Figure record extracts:

******************************

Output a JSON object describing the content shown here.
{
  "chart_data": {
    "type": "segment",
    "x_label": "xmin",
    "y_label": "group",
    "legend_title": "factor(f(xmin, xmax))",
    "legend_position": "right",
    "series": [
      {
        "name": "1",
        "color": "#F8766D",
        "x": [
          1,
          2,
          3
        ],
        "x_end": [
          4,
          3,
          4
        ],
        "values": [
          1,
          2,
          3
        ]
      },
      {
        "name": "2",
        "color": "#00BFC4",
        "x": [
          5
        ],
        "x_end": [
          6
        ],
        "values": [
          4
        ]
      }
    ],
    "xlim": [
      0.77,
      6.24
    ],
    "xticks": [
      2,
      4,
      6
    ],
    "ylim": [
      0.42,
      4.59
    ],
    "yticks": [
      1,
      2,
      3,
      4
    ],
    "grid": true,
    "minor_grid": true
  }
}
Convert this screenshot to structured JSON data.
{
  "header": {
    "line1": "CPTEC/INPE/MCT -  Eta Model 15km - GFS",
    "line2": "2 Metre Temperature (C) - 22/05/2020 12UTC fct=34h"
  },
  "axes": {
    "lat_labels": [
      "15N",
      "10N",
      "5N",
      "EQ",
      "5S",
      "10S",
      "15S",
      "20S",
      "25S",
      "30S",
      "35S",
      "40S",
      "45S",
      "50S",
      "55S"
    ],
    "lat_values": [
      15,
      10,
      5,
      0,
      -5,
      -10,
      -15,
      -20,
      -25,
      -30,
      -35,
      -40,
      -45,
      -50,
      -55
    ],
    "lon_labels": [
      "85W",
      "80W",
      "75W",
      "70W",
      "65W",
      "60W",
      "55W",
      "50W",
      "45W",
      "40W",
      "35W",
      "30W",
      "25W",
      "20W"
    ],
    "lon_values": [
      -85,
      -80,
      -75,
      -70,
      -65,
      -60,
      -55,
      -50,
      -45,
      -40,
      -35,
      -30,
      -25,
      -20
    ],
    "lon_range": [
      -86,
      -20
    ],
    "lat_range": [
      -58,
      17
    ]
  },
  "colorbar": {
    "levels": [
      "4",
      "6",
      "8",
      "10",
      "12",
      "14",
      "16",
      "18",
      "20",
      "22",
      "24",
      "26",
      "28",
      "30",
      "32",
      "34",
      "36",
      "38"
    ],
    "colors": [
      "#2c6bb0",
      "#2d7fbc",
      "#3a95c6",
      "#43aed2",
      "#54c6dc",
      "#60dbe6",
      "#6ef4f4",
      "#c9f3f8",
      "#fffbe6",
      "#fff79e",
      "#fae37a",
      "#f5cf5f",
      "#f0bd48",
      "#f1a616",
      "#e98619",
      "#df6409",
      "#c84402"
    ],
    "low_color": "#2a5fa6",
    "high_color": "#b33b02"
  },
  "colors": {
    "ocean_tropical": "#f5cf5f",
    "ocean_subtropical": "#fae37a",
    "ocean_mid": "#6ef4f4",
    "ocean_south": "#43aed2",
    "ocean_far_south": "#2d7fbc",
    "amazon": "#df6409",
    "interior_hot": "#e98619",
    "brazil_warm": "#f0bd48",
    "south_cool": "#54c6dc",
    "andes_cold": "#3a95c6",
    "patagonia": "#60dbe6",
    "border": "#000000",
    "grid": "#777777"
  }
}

******************************

Retype the whole listing above exactly.

*Result for this task*
Output a JSON object describing the content shown here.
{
  "chart_data": {
    "type": "segment",
    "x_label": "xmin",
    "y_label": "group",
    "legend_title": "factor(f(xmin, xmax))",
    "legend_position": "right",
    "series": [
      {
        "name": "1",
        "color": "#F8766D",
        "x": [
          1,
          2,
          3
        ],
        "x_end": [
          4,
          3,
          4
        ],
        "values": [
          1,
          2,
          3
        ]
      },
      {
        "name": "2",
        "color": "#00BFC4",
        "x": [
          5
        ],
        "x_end": [
          6
        ],
        "values": [
          4
        ]
      }
    ],
    "xlim": [
      0.77,
      6.24
    ],
    "xticks": [
      2,
      4,
      6
    ],
    "ylim": [
      0.42,
      4.59
    ],
    "yticks": [
      1,
      2,
      3,
      4
    ],
    "grid": true,
    "minor_grid": true
  }
}
Convert this screenshot to structured JSON data.
{
  "header": {
    "line1": "CPTEC/INPE/MCT -  Eta Model 15km - GFS",
    "line2": "2 Metre Temperature (C) - 22/05/2020 12UTC fct=34h"
  },
  "axes": {
    "lat_labels": [
      "15N",
      "10N",
      "5N",
      "EQ",
      "5S",
      "10S",
      "15S",
      "20S",
      "25S",
      "30S",
      "35S",
      "40S",
      "45S",
      "50S",
      "55S"
    ],
    "lat_values": [
      15,
      10,
      5,
      0,
      -5,
      -10,
      -15,
      -20,
      -25,
      -30,
      -35,
      -40,
      -45,
      -50,
      -55
    ],
    "lon_labels": [
      "85W",
      "80W",
      "75W",
      "70W",
      "65W",
      "60W",
      "55W",
      "50W",
      "45W",
      "40W",
      "35W",
      "30W",
      "25W",
      "20W"
    ],
    "lon_values": [
      -85,
      -80,
      -75,
      -70,
      -65,
      -60,
      -55,
      -50,
      -45,
      -40,
      -35,
      -30,
      -25,
      -20
    ],
    "lon_range": [
      -86,
      -20
    ],
    "lat_range": [
      -58,
      17
    ]
  },
  "colorbar": {
    "levels": [
      "4",
      "6",
      "8",
      "10",
      "12",
      "14",
      "16",
      "18",
      "20",
      "22",
      "24",
      "26",
      "28",
      "30",
      "32",
      "34",
      "36",
      "38"
    ],
    "colors": [
      "#2c6bb0",
      "#2d7fbc",
      "#3a95c6",
      "#43aed2",
      "#54c6dc",
      "#60dbe6",
      "#6ef4f4",
      "#c9f3f8",
      "#fffbe6",
      "#fff79e",
      "#fae37a",
      "#f5cf5f",
      "#f0bd48",
      "#f1a616",
      "#e98619",
      "#df6409",
      "#c84402"
    ],
    "low_color": "#2a5fa6",
    "high_color": "#b33b02"
  },
  "colors": {
    "ocean_tropical": "#f5cf5f",
    "ocean_subtropical": "#fae37a",
    "ocean_mid": "#6ef4f4",
    "ocean_south": "#43aed2",
    "ocean_far_south": "#2d7fbc",
    "amazon": "#df6409",
    "interior_hot": "#e98619",
    "brazil_warm": "#f0bd48",
    "south_cool": "#54c6dc",
    "andes_cold": "#3a95c6",
    "patagonia": "#60dbe6",
    "border": "#000000",
    "grid": "#777777"
  }
}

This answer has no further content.